**WHAT THE EXERCISE ASKS**
Can you pull out each line of the data below that includes the word "shows"?

**TASK INPUTS**
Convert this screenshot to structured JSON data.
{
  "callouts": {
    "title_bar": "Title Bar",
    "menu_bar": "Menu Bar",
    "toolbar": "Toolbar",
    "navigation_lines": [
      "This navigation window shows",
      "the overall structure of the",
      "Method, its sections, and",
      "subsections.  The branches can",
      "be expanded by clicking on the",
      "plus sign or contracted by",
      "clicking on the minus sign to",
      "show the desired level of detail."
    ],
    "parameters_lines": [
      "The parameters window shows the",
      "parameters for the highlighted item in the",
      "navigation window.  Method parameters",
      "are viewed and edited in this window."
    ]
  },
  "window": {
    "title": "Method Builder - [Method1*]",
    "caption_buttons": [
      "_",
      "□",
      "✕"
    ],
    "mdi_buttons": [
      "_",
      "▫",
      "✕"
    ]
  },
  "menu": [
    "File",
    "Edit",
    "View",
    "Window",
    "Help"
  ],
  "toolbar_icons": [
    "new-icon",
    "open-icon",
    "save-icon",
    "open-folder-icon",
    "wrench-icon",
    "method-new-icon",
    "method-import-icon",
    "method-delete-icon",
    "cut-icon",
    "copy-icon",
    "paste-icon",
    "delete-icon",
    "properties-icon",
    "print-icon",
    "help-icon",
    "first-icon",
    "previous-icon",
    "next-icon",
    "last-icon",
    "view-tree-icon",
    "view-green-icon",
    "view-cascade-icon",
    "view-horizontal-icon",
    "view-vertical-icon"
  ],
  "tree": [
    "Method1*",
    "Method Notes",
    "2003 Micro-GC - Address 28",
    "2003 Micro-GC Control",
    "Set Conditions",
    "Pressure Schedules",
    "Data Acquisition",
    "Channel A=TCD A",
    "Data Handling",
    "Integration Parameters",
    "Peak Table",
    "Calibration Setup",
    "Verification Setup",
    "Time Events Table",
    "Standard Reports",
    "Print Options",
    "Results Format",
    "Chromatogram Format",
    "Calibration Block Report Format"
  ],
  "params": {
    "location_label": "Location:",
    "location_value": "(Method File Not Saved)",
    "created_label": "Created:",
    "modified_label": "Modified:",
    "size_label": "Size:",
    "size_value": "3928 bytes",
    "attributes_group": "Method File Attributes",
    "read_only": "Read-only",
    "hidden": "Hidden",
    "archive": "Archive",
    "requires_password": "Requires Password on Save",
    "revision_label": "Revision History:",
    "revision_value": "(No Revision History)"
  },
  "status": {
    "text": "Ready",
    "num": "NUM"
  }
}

**TASK ANSWER**
      "This navigation window shows",
      "The parameters window shows the",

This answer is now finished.